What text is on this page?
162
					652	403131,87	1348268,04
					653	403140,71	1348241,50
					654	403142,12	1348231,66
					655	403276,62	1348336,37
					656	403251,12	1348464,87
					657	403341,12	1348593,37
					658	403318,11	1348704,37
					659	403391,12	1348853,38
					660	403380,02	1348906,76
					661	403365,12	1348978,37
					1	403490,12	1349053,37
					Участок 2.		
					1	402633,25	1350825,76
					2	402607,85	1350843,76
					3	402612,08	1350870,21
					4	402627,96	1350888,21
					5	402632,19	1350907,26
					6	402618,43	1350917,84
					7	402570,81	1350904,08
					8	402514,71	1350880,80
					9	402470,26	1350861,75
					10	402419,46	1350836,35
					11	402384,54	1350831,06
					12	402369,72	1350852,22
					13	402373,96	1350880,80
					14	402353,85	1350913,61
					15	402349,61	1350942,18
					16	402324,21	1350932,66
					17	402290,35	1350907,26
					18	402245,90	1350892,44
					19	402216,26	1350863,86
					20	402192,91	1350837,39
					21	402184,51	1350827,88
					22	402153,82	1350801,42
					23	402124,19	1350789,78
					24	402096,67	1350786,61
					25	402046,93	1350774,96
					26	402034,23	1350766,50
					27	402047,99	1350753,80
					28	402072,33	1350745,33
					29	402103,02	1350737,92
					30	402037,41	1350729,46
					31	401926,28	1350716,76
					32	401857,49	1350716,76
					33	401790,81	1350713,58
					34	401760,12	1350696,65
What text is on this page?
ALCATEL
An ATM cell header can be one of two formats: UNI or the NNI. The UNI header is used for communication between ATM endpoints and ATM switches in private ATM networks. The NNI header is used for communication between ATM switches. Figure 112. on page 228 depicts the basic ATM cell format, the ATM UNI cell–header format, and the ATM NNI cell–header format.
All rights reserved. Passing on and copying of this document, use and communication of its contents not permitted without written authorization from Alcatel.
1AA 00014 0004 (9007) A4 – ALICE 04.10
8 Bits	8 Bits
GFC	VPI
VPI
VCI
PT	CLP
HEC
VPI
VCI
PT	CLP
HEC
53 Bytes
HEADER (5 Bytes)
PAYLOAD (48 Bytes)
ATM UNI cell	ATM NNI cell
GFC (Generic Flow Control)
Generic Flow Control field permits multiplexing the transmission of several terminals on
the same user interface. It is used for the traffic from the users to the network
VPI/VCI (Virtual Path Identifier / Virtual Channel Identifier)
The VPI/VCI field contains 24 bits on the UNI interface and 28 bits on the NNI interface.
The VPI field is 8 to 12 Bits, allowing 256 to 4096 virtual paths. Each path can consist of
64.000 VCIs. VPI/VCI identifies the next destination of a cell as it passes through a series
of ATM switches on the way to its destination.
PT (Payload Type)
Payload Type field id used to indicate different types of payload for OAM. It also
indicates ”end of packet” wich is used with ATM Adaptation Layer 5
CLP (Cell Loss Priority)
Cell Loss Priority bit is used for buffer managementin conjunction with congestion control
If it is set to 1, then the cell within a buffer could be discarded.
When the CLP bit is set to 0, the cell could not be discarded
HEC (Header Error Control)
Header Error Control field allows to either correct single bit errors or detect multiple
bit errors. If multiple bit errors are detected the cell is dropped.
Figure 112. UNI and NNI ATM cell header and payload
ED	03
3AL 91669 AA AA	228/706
------------------------------------------------
AIM OF THE TASK -
Scan the entries above for the word "switches" and collect each line holding it.

EXERCISE SOLUTION -
An ATM cell header can be one of two formats: UNI or the NNI. The UNI header is used for communication between ATM endpoints and ATM switches in private ATM networks. The NNI header is used for communication between ATM switches. Figure 112. on page 228 depicts the basic ATM cell format, the ATM UNI cell–header format, and the ATM NNI cell–header format.
of ATM switches on the way to its destination.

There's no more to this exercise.